## Instructions to follow
Reproduce every line of the listing as written, apart from the pictures.

## Extracted material
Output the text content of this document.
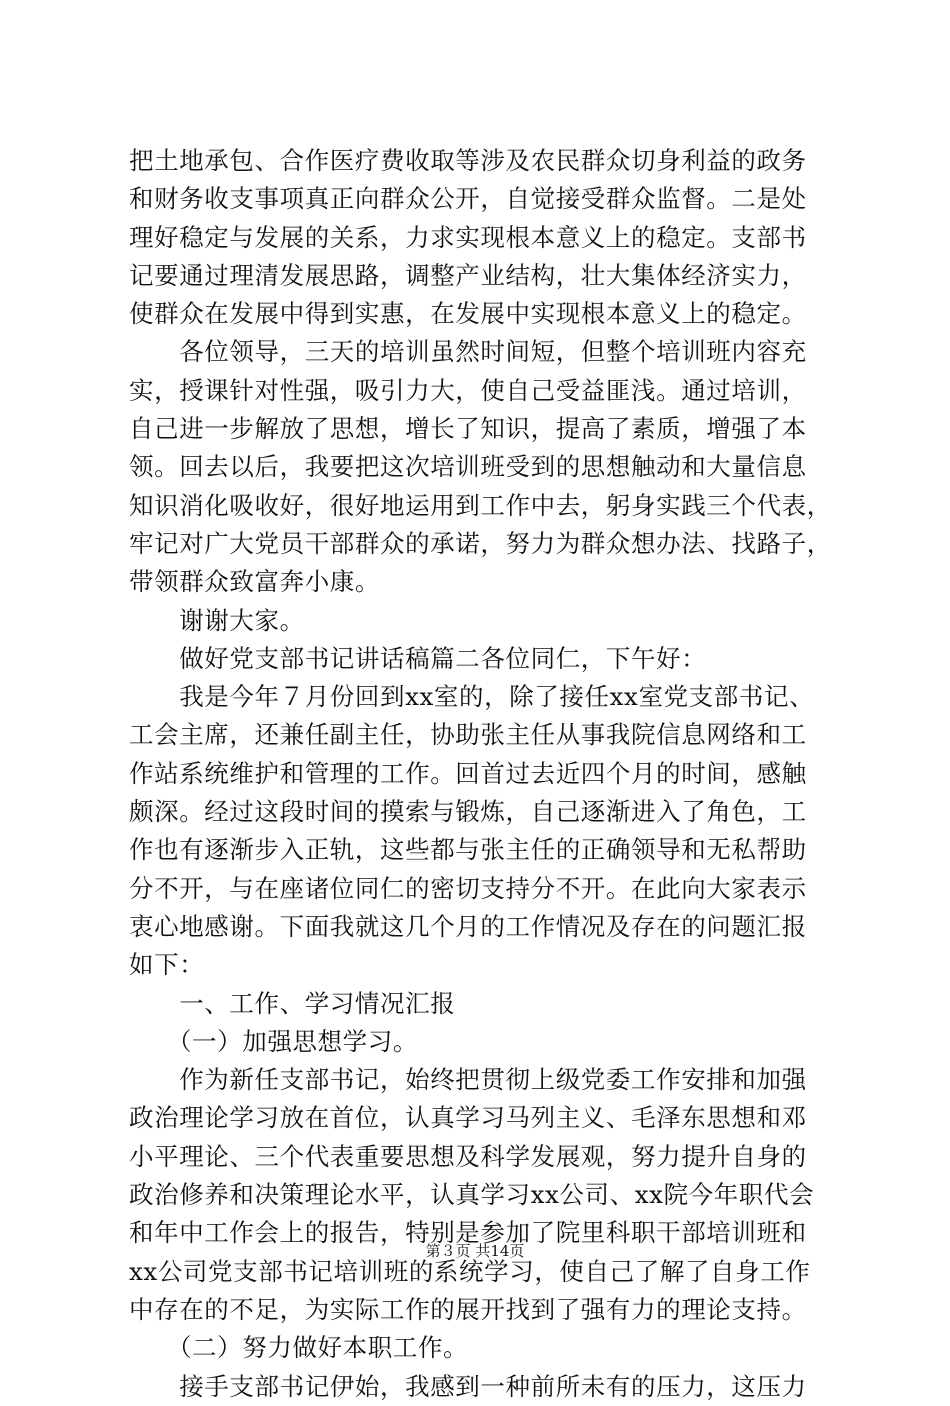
把土地承包、合作医疗费收取等涉及农民群众切身利益的政务
和财务收支事项真正向群众公开，自觉接受群众监督。二是处
理好稳定与发展的关系，力求实现根本意义上的稳定。支部书
记要通过理清发展思路，调整产业结构，壮大集体经济实力，
使群众在发展中得到实惠，在发展中实现根本意义上的稳定。
　　各位领导，三天的培训虽然时间短，但整个培训班内容充
实，授课针对性强，吸引力大，使自己受益匪浅。通过培训，
自己进一步解放了思想，增长了知识，提高了素质，增强了本
领。回去以后，我要把这次培训班受到的思想触动和大量信息
知识消化吸收好，很好地运用到工作中去，躬身实践三个代表，
牢记对广大党员干部群众的承诺，努力为群众想办法、找路子，
带领群众致富奔小康。
　　谢谢大家。
　　做好党支部书记讲话稿篇二各位同仁，下午好：
　　我是今年７月份回到xx室的，除了接任xx室党支部书记、
工会主席，还兼任副主任，协助张主任从事我院信息网络和工
作站系统维护和管理的工作。回首过去近四个月的时间，感触
颇深。经过这段时间的摸索与锻炼，自己逐渐进入了角色，工
作也有逐渐步入正轨，这些都与张主任的正确领导和无私帮助
分不开，与在座诸位同仁的密切支持分不开。在此向大家表示
衷心地感谢。下面我就这几个月的工作情况及存在的问题汇报
如下：
　　一、工作、学习情况汇报
　　（一）加强思想学习。
　　作为新任支部书记，始终把贯彻上级党委工作安排和加强
政治理论学习放在首位，认真学习马列主义、毛泽东思想和邓
小平理论、三个代表重要思想及科学发展观，努力提升自身的
政治修养和决策理论水平，认真学习xx公司、xx院今年职代会
和年中工作会上的报告，特别是参加了院里科职干部培训班和
xx公司党支部书记培训班的系统学习，使自己了解了自身工作
中存在的不足，为实际工作的展开找到了强有力的理论支持。
　　（二）努力做好本职工作。
　　接手支部书记伊始，我感到一种前所未有的压力，这压力
第３页 共14页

## Answer for this exercise
Output the text content of this document.
把土地承包、合作医疗费收取等涉及农民群众切身利益的政务
和财务收支事项真正向群众公开，自觉接受群众监督。二是处
理好稳定与发展的关系，力求实现根本意义上的稳定。支部书
记要通过理清发展思路，调整产业结构，壮大集体经济实力，
使群众在发展中得到实惠，在发展中实现根本意义上的稳定。
　　各位领导，三天的培训虽然时间短，但整个培训班内容充
实，授课针对性强，吸引力大，使自己受益匪浅。通过培训，
自己进一步解放了思想，增长了知识，提高了素质，增强了本
领。回去以后，我要把这次培训班受到的思想触动和大量信息
知识消化吸收好，很好地运用到工作中去，躬身实践三个代表，
牢记对广大党员干部群众的承诺，努力为群众想办法、找路子，
带领群众致富奔小康。
　　谢谢大家。
　　做好党支部书记讲话稿篇二各位同仁，下午好：
　　我是今年７月份回到xx室的，除了接任xx室党支部书记、
工会主席，还兼任副主任，协助张主任从事我院信息网络和工
作站系统维护和管理的工作。回首过去近四个月的时间，感触
颇深。经过这段时间的摸索与锻炼，自己逐渐进入了角色，工
作也有逐渐步入正轨，这些都与张主任的正确领导和无私帮助
分不开，与在座诸位同仁的密切支持分不开。在此向大家表示
衷心地感谢。下面我就这几个月的工作情况及存在的问题汇报
如下：
　　一、工作、学习情况汇报
　　（一）加强思想学习。
　　作为新任支部书记，始终把贯彻上级党委工作安排和加强
政治理论学习放在首位，认真学习马列主义、毛泽东思想和邓
小平理论、三个代表重要思想及科学发展观，努力提升自身的
政治修养和决策理论水平，认真学习xx公司、xx院今年职代会
和年中工作会上的报告，特别是参加了院里科职干部培训班和
xx公司党支部书记培训班的系统学习，使自己了解了自身工作
中存在的不足，为实际工作的展开找到了强有力的理论支持。
　　（二）努力做好本职工作。
　　接手支部书记伊始，我感到一种前所未有的压力，这压力
第３页 共14页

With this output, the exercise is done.